= INSTRUCTION =
Collect every line in the records below that contains the word "shoulder".

= RECORD EXCERPTS =

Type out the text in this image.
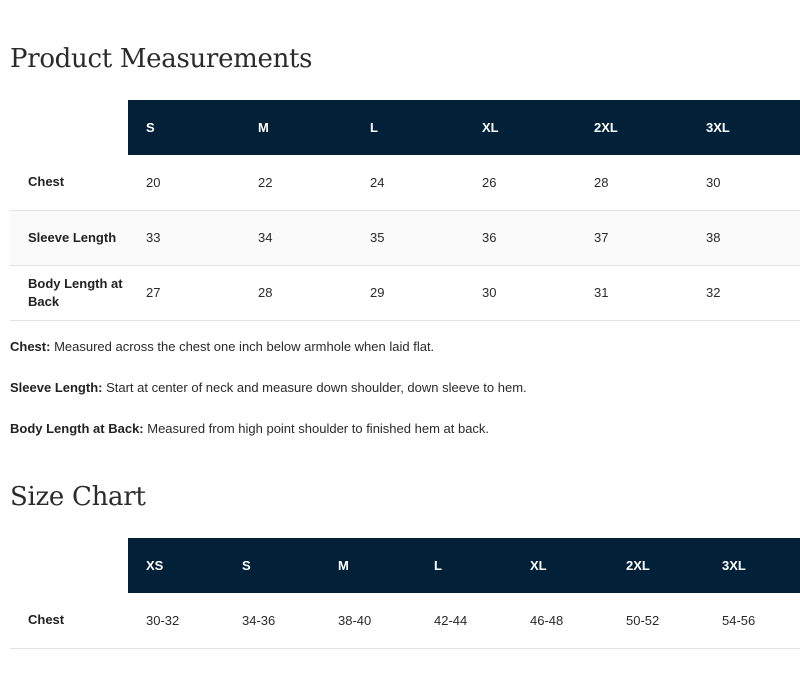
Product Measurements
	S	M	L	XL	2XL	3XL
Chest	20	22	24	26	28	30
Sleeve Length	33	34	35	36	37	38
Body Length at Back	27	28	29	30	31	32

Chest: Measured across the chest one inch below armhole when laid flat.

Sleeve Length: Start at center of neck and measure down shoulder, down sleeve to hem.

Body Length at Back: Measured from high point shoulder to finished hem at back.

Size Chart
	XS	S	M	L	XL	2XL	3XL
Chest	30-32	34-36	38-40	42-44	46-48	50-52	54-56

= TASK ANSWER =
Sleeve Length: Start at center of neck and measure down shoulder, down sleeve to hem.
Body Length at Back: Measured from high point shoulder to finished hem at back.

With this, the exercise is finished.